▶ **PROBLEM REQUIREMENTS**: Copy each line of the listing below where the word "Poudre" turns up.
^^^^^^^^
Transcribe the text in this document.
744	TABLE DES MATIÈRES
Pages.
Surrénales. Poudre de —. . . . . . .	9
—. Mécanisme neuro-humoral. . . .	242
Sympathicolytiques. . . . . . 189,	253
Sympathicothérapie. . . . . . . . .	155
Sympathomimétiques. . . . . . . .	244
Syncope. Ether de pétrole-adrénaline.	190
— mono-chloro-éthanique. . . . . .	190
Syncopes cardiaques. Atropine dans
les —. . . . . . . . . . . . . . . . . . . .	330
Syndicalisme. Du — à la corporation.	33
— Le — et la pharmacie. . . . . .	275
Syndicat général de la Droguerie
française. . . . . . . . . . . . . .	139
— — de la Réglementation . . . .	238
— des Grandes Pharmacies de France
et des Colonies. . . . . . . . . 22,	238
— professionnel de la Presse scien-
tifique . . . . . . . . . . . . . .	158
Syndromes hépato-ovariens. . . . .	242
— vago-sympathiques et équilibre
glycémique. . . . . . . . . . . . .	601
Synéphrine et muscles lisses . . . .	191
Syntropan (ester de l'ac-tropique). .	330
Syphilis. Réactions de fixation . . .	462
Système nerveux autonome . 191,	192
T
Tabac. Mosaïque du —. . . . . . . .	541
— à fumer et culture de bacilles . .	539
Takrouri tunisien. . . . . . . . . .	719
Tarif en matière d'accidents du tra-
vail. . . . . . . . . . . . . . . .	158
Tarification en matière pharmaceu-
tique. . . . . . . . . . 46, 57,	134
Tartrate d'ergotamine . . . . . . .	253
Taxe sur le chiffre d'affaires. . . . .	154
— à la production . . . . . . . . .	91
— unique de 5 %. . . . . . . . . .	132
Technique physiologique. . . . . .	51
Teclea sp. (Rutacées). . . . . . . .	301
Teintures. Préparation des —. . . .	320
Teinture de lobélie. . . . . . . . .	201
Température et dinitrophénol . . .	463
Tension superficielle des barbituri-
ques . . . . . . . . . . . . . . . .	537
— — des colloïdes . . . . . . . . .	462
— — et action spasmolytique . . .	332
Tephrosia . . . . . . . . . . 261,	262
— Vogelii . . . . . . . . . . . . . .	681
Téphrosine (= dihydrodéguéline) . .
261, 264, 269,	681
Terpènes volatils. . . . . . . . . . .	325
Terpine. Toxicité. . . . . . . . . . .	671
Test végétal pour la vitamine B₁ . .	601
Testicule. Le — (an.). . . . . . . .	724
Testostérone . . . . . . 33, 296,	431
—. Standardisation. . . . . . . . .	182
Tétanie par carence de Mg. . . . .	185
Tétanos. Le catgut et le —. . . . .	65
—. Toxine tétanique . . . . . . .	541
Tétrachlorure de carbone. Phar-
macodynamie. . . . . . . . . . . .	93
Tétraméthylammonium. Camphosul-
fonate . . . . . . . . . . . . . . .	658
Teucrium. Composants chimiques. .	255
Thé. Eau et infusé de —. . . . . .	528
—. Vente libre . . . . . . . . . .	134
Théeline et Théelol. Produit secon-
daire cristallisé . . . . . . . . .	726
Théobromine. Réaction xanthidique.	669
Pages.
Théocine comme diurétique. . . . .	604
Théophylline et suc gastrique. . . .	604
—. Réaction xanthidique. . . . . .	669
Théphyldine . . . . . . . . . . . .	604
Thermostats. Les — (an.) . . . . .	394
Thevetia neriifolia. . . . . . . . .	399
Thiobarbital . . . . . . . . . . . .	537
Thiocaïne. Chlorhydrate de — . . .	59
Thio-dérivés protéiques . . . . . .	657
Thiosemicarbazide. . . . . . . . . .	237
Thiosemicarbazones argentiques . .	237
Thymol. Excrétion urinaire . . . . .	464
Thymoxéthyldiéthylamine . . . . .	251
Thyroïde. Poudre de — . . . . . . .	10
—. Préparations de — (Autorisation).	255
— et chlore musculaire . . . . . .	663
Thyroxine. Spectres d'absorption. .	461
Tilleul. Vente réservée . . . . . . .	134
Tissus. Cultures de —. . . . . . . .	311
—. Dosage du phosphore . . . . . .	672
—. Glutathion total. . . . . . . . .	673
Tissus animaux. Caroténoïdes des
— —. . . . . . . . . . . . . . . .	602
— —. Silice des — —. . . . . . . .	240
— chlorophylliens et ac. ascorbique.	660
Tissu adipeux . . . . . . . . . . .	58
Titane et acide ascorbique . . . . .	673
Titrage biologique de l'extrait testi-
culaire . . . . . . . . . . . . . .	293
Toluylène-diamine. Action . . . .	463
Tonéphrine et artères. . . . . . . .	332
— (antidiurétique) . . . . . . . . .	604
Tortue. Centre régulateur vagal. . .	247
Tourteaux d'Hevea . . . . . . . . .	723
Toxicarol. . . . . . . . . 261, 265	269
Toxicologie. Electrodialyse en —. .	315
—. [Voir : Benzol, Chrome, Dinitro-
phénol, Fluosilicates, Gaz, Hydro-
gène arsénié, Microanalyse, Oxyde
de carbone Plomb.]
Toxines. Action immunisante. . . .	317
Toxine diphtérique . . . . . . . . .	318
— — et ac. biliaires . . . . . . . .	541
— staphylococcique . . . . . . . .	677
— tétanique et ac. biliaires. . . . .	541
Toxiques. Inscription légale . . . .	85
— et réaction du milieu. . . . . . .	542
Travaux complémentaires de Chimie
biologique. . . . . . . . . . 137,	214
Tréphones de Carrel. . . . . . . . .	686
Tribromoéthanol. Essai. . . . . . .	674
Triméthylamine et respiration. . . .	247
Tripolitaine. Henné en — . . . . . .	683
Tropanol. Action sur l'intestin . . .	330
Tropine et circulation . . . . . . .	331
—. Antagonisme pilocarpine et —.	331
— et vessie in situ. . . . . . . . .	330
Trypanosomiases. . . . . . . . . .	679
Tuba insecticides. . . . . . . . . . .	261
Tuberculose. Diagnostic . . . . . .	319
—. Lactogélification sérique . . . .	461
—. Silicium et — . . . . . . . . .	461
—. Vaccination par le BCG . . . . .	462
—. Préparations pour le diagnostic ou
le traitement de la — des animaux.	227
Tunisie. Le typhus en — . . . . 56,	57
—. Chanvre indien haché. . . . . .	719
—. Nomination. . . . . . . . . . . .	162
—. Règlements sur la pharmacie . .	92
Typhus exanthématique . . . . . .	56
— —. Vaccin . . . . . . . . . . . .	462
^^^^^^^^
▶ **ANSWER**:
Surrénales. Poudre de —. . . . . . .	9
Thyroïde. Poudre de — . . . . . . .	10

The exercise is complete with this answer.